--- start ---

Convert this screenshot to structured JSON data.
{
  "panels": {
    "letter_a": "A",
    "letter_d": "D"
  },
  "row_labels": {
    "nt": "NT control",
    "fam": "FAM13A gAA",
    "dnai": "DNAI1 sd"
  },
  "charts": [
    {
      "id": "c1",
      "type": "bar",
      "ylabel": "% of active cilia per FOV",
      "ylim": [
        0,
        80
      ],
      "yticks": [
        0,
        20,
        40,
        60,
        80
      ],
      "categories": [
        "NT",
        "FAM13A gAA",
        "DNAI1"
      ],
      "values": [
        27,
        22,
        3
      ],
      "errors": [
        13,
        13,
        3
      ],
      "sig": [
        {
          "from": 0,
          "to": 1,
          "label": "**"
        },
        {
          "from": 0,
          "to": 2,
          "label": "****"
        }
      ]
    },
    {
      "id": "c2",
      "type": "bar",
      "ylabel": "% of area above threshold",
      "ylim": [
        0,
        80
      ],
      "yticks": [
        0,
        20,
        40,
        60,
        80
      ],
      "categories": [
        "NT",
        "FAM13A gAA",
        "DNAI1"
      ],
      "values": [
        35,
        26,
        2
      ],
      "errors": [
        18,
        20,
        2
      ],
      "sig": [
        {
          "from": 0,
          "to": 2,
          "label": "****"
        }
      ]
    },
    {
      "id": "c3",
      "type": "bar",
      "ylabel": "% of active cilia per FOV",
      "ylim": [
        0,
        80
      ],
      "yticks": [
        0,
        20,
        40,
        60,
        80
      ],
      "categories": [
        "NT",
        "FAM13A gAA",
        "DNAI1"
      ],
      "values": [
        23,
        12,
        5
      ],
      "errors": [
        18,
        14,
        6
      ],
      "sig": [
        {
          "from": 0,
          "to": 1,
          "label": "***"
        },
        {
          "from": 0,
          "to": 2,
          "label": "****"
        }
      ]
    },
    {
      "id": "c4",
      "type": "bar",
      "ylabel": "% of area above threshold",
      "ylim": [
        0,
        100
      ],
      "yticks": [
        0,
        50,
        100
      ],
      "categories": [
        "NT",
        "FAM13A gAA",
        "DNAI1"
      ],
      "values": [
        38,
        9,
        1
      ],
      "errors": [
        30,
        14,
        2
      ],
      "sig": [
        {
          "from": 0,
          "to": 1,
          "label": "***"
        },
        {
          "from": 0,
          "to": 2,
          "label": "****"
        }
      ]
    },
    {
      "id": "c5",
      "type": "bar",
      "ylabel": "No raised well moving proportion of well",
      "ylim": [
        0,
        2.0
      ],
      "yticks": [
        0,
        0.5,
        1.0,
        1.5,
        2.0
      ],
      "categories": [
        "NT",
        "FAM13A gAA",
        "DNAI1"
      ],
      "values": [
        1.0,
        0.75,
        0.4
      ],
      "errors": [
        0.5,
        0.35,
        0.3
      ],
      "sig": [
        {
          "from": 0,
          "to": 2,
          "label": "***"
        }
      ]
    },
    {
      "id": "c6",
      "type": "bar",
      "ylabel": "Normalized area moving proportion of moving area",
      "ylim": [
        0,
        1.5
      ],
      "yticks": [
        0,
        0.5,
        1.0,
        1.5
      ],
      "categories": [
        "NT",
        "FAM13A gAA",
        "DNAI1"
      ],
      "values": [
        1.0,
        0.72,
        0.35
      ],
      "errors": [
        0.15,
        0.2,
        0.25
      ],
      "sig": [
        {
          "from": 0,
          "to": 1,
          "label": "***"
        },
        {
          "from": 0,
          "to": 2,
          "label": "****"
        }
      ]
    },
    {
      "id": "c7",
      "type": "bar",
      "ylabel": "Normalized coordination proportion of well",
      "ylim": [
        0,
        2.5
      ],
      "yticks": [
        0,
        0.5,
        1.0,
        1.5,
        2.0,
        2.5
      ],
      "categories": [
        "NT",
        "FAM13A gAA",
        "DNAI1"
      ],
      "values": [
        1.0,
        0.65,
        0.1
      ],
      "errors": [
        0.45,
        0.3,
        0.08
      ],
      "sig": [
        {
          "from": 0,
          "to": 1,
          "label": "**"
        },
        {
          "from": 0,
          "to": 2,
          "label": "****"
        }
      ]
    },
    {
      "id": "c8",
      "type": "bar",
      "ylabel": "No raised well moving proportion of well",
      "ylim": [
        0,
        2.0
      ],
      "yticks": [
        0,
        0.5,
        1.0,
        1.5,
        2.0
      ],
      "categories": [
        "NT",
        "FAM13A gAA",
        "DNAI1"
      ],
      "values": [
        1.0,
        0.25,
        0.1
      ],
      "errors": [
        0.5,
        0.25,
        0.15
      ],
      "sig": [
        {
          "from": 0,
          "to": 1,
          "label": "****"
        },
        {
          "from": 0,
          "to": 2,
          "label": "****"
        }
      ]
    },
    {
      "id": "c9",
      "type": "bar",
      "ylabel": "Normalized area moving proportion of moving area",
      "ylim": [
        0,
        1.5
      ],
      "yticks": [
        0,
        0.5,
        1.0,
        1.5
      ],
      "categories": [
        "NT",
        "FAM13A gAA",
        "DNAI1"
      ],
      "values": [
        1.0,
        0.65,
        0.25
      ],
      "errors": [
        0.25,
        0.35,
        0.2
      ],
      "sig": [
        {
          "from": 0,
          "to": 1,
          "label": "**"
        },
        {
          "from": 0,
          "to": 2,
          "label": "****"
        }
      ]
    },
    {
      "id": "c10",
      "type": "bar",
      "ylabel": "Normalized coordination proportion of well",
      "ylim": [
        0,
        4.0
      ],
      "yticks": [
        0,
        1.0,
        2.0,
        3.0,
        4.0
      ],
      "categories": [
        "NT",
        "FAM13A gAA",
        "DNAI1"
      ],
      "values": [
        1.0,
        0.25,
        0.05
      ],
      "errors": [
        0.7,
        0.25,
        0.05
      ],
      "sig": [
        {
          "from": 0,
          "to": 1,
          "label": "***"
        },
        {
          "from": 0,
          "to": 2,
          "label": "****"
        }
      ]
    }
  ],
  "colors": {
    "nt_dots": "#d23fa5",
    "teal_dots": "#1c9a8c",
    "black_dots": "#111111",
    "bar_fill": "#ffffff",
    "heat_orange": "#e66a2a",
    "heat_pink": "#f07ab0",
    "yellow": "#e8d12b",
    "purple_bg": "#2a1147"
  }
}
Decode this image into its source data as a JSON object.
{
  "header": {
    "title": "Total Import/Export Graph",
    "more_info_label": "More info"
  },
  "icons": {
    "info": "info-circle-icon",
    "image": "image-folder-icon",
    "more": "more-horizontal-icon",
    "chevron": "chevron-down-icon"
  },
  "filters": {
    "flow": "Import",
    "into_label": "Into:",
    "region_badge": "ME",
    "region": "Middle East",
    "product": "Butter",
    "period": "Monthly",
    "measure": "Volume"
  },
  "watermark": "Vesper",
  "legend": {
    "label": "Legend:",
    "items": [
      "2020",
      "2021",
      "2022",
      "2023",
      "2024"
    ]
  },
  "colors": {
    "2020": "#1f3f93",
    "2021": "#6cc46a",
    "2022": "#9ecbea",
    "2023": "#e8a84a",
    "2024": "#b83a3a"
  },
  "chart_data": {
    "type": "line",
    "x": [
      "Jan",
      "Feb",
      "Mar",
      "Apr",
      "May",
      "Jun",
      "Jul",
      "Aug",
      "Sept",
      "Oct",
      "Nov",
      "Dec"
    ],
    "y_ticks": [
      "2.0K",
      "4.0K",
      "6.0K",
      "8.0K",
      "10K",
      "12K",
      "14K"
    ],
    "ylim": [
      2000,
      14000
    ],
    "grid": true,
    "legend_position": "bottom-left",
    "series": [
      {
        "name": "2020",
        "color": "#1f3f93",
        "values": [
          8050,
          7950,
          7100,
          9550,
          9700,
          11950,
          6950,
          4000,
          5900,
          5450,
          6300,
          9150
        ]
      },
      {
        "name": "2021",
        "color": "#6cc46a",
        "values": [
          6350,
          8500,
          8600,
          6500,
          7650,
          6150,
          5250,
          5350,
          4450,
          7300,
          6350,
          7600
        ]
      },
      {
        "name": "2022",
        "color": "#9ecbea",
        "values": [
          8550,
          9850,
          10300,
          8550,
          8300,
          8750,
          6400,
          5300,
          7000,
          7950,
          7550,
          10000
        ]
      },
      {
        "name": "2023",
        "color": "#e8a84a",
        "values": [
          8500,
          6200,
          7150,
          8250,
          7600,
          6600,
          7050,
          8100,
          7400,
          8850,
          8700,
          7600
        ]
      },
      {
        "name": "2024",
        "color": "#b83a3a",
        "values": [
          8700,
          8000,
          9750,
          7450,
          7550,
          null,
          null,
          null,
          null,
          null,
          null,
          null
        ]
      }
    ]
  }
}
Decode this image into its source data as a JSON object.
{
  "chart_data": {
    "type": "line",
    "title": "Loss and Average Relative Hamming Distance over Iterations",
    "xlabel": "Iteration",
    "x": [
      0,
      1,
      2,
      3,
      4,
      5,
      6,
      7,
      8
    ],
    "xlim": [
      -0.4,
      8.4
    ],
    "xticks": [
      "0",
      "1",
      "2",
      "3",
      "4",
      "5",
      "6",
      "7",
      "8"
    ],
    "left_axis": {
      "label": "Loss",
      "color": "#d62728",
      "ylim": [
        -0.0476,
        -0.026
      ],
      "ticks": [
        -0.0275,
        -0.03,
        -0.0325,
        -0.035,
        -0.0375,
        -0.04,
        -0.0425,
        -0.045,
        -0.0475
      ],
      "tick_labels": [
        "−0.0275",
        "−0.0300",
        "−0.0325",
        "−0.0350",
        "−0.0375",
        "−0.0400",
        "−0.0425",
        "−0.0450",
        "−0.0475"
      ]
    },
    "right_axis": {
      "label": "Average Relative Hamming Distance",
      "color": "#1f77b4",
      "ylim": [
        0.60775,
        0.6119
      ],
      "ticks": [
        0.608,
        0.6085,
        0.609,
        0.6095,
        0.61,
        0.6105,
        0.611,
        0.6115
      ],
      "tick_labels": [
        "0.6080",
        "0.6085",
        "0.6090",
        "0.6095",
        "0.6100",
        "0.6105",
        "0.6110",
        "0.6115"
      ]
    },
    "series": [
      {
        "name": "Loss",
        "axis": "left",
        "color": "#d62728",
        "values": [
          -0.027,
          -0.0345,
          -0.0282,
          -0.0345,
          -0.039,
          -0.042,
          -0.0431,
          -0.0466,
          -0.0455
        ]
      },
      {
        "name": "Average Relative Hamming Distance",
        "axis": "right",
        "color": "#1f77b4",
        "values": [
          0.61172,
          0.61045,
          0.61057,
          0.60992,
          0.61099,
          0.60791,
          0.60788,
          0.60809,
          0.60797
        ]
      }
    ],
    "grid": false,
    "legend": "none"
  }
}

--- end ---

§ What the exercise asks: Within the entries above, how many lines contain "Loss"? Respond with the number only.

§ Answer in full: 3